Count the lines in the entries below that contain the word "voire". Give only the number.

◆ **Raw records**:
○ ○ ○

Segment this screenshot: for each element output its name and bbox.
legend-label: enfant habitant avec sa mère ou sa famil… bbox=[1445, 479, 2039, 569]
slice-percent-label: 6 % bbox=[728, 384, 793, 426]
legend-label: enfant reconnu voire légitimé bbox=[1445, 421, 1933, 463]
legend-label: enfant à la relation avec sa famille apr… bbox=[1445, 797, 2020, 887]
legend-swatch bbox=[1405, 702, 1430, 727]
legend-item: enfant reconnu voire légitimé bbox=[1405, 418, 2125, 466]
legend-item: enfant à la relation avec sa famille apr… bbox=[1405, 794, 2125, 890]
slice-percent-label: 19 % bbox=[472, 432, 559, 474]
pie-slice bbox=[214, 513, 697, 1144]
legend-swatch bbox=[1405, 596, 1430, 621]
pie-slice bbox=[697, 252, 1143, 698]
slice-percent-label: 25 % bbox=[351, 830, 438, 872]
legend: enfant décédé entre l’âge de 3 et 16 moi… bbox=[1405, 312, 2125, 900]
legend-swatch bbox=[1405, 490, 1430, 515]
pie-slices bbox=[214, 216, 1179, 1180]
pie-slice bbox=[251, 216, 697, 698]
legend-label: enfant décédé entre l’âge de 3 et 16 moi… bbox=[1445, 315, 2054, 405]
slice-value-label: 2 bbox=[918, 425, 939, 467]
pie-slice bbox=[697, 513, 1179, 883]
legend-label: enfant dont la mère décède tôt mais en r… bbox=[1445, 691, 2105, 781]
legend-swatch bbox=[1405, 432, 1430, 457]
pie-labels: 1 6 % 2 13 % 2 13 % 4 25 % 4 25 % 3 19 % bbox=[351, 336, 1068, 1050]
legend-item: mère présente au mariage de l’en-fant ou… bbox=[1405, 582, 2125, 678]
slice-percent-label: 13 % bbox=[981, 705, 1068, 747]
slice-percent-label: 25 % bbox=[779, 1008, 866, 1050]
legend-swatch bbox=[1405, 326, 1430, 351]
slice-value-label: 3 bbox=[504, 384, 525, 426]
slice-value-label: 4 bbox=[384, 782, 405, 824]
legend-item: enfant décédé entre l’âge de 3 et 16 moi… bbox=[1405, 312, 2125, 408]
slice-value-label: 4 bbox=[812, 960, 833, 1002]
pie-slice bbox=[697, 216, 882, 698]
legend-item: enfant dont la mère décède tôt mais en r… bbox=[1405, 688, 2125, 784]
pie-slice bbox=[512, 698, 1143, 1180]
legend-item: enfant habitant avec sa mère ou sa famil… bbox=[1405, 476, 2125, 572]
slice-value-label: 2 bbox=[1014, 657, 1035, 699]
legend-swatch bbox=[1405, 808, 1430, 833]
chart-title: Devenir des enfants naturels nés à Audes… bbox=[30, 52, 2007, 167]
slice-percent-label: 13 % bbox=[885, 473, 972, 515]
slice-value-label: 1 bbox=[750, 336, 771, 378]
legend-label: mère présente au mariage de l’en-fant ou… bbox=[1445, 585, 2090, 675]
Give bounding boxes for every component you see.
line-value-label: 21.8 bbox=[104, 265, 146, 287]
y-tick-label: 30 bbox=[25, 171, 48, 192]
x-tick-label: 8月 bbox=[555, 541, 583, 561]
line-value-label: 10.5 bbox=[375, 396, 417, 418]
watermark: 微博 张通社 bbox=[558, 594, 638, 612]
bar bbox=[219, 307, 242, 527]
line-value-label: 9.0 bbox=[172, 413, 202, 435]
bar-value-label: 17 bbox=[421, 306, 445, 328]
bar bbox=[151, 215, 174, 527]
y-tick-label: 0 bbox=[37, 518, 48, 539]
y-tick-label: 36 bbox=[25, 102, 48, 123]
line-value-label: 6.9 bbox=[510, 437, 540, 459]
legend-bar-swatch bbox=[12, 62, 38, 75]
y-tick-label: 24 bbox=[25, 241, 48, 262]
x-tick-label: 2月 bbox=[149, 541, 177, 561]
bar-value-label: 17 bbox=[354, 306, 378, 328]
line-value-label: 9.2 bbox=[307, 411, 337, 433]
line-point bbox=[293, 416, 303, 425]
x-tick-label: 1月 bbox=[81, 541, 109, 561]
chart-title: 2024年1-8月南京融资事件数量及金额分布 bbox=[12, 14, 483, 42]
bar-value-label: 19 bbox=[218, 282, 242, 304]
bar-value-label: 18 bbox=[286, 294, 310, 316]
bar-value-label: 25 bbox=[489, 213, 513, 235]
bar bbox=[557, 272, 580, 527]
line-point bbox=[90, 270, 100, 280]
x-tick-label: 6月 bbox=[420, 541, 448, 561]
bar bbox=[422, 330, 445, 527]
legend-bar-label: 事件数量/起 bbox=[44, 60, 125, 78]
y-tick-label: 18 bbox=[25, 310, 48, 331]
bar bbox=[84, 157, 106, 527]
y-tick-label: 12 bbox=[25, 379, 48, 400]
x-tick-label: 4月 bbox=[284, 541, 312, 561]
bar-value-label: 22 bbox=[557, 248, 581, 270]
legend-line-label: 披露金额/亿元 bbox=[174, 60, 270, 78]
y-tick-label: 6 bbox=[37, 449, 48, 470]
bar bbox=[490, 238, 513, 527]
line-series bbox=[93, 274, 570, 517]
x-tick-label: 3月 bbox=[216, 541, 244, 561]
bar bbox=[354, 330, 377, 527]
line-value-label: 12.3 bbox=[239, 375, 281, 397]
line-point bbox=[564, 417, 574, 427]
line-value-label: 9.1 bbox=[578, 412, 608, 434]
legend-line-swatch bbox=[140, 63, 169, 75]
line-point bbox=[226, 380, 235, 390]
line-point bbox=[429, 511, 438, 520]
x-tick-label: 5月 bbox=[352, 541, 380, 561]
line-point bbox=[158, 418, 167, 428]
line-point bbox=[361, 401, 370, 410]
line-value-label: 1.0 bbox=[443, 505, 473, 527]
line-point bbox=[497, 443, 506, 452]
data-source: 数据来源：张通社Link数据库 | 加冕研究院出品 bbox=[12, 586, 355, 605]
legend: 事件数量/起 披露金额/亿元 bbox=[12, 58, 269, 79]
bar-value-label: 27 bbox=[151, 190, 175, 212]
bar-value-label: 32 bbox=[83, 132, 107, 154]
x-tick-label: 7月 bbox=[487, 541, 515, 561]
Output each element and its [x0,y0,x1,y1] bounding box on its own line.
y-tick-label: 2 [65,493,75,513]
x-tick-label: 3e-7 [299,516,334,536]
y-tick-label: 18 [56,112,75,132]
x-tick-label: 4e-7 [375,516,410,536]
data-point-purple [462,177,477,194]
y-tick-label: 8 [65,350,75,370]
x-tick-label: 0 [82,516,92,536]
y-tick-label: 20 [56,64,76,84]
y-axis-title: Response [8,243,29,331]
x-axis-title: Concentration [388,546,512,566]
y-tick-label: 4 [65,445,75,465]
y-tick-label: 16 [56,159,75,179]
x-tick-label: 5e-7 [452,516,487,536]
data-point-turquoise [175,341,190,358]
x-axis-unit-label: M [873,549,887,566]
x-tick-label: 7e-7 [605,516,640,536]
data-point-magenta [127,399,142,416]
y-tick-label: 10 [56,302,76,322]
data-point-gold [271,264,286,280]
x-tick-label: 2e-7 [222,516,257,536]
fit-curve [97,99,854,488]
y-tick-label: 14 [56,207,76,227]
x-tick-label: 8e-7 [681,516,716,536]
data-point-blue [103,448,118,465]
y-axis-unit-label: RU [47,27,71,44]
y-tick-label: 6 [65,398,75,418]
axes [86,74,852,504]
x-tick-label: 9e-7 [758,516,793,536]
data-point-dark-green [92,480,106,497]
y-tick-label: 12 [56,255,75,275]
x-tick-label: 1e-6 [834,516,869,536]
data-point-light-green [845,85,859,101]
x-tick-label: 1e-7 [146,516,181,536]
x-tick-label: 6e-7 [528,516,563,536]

○ ○ ○

◆ **Solution**: 2